%%
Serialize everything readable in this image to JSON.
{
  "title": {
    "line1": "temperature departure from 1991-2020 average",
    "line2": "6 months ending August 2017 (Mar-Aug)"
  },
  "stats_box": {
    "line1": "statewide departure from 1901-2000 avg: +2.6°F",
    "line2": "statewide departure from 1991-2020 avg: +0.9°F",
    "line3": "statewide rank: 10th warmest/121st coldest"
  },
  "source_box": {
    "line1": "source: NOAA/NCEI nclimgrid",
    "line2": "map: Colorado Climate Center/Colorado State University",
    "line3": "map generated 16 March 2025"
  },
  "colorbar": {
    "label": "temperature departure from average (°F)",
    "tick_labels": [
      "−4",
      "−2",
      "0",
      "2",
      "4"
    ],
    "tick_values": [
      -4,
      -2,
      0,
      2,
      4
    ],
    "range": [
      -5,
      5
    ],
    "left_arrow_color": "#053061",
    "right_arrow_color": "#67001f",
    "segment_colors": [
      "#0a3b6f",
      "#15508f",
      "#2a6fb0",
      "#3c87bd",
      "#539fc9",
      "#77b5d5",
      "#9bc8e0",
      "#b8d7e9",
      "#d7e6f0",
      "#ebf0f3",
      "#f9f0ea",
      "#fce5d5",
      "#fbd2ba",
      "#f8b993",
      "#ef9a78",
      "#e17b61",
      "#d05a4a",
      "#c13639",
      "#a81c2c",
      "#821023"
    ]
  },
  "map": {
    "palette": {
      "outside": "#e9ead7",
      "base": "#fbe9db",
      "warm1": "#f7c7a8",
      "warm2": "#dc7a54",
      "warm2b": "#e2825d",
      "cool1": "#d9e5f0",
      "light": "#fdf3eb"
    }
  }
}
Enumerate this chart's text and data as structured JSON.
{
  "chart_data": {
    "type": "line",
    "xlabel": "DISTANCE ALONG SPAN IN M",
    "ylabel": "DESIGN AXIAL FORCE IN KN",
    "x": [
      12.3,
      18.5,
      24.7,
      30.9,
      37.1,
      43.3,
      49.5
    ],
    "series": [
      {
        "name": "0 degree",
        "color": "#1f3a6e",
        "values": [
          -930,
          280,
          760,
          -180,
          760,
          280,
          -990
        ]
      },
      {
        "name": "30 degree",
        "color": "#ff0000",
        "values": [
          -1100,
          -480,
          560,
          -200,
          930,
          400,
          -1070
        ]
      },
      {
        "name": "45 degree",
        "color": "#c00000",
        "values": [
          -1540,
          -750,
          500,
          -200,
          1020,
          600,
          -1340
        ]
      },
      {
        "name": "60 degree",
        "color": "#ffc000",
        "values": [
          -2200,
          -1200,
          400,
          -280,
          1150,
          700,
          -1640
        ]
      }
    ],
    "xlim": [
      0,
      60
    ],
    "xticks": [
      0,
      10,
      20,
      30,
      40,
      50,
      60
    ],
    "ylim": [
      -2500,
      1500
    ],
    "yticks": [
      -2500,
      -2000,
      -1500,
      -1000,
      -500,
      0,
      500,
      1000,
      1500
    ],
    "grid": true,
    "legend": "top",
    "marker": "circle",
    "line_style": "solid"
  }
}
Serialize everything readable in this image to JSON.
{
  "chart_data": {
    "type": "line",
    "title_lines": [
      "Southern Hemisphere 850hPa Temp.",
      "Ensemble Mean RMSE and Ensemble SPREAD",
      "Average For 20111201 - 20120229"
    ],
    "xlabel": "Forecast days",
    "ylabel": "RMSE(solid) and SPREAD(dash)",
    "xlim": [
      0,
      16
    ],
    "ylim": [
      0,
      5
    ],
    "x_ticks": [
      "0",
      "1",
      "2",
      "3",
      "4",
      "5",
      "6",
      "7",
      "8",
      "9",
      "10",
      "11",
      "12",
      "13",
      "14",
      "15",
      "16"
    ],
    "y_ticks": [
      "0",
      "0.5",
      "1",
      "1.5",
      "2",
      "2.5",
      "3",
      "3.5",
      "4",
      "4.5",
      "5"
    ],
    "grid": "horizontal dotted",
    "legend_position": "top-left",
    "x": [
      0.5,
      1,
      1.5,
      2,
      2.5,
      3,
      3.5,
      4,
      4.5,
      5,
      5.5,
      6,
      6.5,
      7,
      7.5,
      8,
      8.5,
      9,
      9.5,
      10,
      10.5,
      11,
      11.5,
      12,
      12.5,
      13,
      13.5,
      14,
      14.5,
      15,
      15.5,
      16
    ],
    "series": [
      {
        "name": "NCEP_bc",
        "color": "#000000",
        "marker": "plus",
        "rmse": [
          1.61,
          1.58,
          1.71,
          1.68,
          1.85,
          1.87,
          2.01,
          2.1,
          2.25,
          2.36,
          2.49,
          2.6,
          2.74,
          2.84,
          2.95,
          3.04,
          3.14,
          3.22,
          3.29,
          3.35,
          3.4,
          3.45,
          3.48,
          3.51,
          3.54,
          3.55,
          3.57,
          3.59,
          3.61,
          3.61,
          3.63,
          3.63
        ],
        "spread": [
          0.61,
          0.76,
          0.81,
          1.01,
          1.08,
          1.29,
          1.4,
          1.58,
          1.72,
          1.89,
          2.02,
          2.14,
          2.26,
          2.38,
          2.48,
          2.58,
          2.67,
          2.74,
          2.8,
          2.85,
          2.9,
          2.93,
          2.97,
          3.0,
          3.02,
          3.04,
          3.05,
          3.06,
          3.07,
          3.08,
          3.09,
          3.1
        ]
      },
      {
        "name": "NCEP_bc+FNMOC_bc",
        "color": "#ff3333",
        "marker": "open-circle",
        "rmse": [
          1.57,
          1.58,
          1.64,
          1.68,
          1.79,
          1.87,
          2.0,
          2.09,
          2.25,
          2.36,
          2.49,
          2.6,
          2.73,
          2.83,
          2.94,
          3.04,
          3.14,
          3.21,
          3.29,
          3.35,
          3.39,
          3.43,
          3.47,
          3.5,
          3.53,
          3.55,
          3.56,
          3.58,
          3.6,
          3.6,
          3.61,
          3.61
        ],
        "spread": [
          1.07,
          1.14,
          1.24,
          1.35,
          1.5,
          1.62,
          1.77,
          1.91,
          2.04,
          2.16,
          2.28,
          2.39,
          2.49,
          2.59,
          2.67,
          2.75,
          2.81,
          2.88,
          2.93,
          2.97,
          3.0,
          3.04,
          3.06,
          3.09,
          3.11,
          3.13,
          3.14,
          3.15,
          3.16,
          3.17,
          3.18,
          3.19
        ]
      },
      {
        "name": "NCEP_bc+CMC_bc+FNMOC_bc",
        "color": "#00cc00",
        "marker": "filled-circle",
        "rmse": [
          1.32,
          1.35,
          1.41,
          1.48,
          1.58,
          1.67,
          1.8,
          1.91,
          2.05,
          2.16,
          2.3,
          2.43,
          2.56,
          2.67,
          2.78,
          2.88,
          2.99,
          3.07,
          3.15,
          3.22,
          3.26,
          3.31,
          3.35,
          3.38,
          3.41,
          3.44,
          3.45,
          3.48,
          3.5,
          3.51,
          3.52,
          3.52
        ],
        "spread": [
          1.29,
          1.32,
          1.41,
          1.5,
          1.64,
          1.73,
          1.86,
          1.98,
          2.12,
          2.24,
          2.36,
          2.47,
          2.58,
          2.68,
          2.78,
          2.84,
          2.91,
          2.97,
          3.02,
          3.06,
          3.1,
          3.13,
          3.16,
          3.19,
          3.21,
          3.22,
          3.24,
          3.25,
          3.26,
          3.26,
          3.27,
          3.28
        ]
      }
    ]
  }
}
%%
▸ Instructions for the task: Output the listing above word for word.

▸ Response to the task:
Serialize everything readable in this image to JSON.
{
  "title": {
    "line1": "temperature departure from 1991-2020 average",
    "line2": "6 months ending August 2017 (Mar-Aug)"
  },
  "stats_box": {
    "line1": "statewide departure from 1901-2000 avg: +2.6°F",
    "line2": "statewide departure from 1991-2020 avg: +0.9°F",
    "line3": "statewide rank: 10th warmest/121st coldest"
  },
  "source_box": {
    "line1": "source: NOAA/NCEI nclimgrid",
    "line2": "map: Colorado Climate Center/Colorado State University",
    "line3": "map generated 16 March 2025"
  },
  "colorbar": {
    "label": "temperature departure from average (°F)",
    "tick_labels": [
      "−4",
      "−2",
      "0",
      "2",
      "4"
    ],
    "tick_values": [
      -4,
      -2,
      0,
      2,
      4
    ],
    "range": [
      -5,
      5
    ],
    "left_arrow_color": "#053061",
    "right_arrow_color": "#67001f",
    "segment_colors": [
      "#0a3b6f",
      "#15508f",
      "#2a6fb0",
      "#3c87bd",
      "#539fc9",
      "#77b5d5",
      "#9bc8e0",
      "#b8d7e9",
      "#d7e6f0",
      "#ebf0f3",
      "#f9f0ea",
      "#fce5d5",
      "#fbd2ba",
      "#f8b993",
      "#ef9a78",
      "#e17b61",
      "#d05a4a",
      "#c13639",
      "#a81c2c",
      "#821023"
    ]
  },
  "map": {
    "palette": {
      "outside": "#e9ead7",
      "base": "#fbe9db",
      "warm1": "#f7c7a8",
      "warm2": "#dc7a54",
      "warm2b": "#e2825d",
      "cool1": "#d9e5f0",
      "light": "#fdf3eb"
    }
  }
}
Enumerate this chart's text and data as structured JSON.
{
  "chart_data": {
    "type": "line",
    "xlabel": "DISTANCE ALONG SPAN IN M",
    "ylabel": "DESIGN AXIAL FORCE IN KN",
    "x": [
      12.3,
      18.5,
      24.7,
      30.9,
      37.1,
      43.3,
      49.5
    ],
    "series": [
      {
        "name": "0 degree",
        "color": "#1f3a6e",
        "values": [
          -930,
          280,
          760,
          -180,
          760,
          280,
          -990
        ]
      },
      {
        "name": "30 degree",
        "color": "#ff0000",
        "values": [
          -1100,
          -480,
          560,
          -200,
          930,
          400,
          -1070
        ]
      },
      {
        "name": "45 degree",
        "color": "#c00000",
        "values": [
          -1540,
          -750,
          500,
          -200,
          1020,
          600,
          -1340
        ]
      },
      {
        "name": "60 degree",
        "color": "#ffc000",
        "values": [
          -2200,
          -1200,
          400,
          -280,
          1150,
          700,
          -1640
        ]
      }
    ],
    "xlim": [
      0,
      60
    ],
    "xticks": [
      0,
      10,
      20,
      30,
      40,
      50,
      60
    ],
    "ylim": [
      -2500,
      1500
    ],
    "yticks": [
      -2500,
      -2000,
      -1500,
      -1000,
      -500,
      0,
      500,
      1000,
      1500
    ],
    "grid": true,
    "legend": "top",
    "marker": "circle",
    "line_style": "solid"
  }
}
Serialize everything readable in this image to JSON.
{
  "chart_data": {
    "type": "line",
    "title_lines": [
      "Southern Hemisphere 850hPa Temp.",
      "Ensemble Mean RMSE and Ensemble SPREAD",
      "Average For 20111201 - 20120229"
    ],
    "xlabel": "Forecast days",
    "ylabel": "RMSE(solid) and SPREAD(dash)",
    "xlim": [
      0,
      16
    ],
    "ylim": [
      0,
      5
    ],
    "x_ticks": [
      "0",
      "1",
      "2",
      "3",
      "4",
      "5",
      "6",
      "7",
      "8",
      "9",
      "10",
      "11",
      "12",
      "13",
      "14",
      "15",
      "16"
    ],
    "y_ticks": [
      "0",
      "0.5",
      "1",
      "1.5",
      "2",
      "2.5",
      "3",
      "3.5",
      "4",
      "4.5",
      "5"
    ],
    "grid": "horizontal dotted",
    "legend_position": "top-left",
    "x": [
      0.5,
      1,
      1.5,
      2,
      2.5,
      3,
      3.5,
      4,
      4.5,
      5,
      5.5,
      6,
      6.5,
      7,
      7.5,
      8,
      8.5,
      9,
      9.5,
      10,
      10.5,
      11,
      11.5,
      12,
      12.5,
      13,
      13.5,
      14,
      14.5,
      15,
      15.5,
      16
    ],
    "series": [
      {
        "name": "NCEP_bc",
        "color": "#000000",
        "marker": "plus",
        "rmse": [
          1.61,
          1.58,
          1.71,
          1.68,
          1.85,
          1.87,
          2.01,
          2.1,
          2.25,
          2.36,
          2.49,
          2.6,
          2.74,
          2.84,
          2.95,
          3.04,
          3.14,
          3.22,
          3.29,
          3.35,
          3.4,
          3.45,
          3.48,
          3.51,
          3.54,
          3.55,
          3.57,
          3.59,
          3.61,
          3.61,
          3.63,
          3.63
        ],
        "spread": [
          0.61,
          0.76,
          0.81,
          1.01,
          1.08,
          1.29,
          1.4,
          1.58,
          1.72,
          1.89,
          2.02,
          2.14,
          2.26,
          2.38,
          2.48,
          2.58,
          2.67,
          2.74,
          2.8,
          2.85,
          2.9,
          2.93,
          2.97,
          3.0,
          3.02,
          3.04,
          3.05,
          3.06,
          3.07,
          3.08,
          3.09,
          3.1
        ]
      },
      {
        "name": "NCEP_bc+FNMOC_bc",
        "color": "#ff3333",
        "marker": "open-circle",
        "rmse": [
          1.57,
          1.58,
          1.64,
          1.68,
          1.79,
          1.87,
          2.0,
          2.09,
          2.25,
          2.36,
          2.49,
          2.6,
          2.73,
          2.83,
          2.94,
          3.04,
          3.14,
          3.21,
          3.29,
          3.35,
          3.39,
          3.43,
          3.47,
          3.5,
          3.53,
          3.55,
          3.56,
          3.58,
          3.6,
          3.6,
          3.61,
          3.61
        ],
        "spread": [
          1.07,
          1.14,
          1.24,
          1.35,
          1.5,
          1.62,
          1.77,
          1.91,
          2.04,
          2.16,
          2.28,
          2.39,
          2.49,
          2.59,
          2.67,
          2.75,
          2.81,
          2.88,
          2.93,
          2.97,
          3.0,
          3.04,
          3.06,
          3.09,
          3.11,
          3.13,
          3.14,
          3.15,
          3.16,
          3.17,
          3.18,
          3.19
        ]
      },
      {
        "name": "NCEP_bc+CMC_bc+FNMOC_bc",
        "color": "#00cc00",
        "marker": "filled-circle",
        "rmse": [
          1.32,
          1.35,
          1.41,
          1.48,
          1.58,
          1.67,
          1.8,
          1.91,
          2.05,
          2.16,
          2.3,
          2.43,
          2.56,
          2.67,
          2.78,
          2.88,
          2.99,
          3.07,
          3.15,
          3.22,
          3.26,
          3.31,
          3.35,
          3.38,
          3.41,
          3.44,
          3.45,
          3.48,
          3.5,
          3.51,
          3.52,
          3.52
        ],
        "spread": [
          1.29,
          1.32,
          1.41,
          1.5,
          1.64,
          1.73,
          1.86,
          1.98,
          2.12,
          2.24,
          2.36,
          2.47,
          2.58,
          2.68,
          2.78,
          2.84,
          2.91,
          2.97,
          3.02,
          3.06,
          3.1,
          3.13,
          3.16,
          3.19,
          3.21,
          3.22,
          3.24,
          3.25,
          3.26,
          3.26,
          3.27,
          3.28
        ]
      }
    ]
  }
}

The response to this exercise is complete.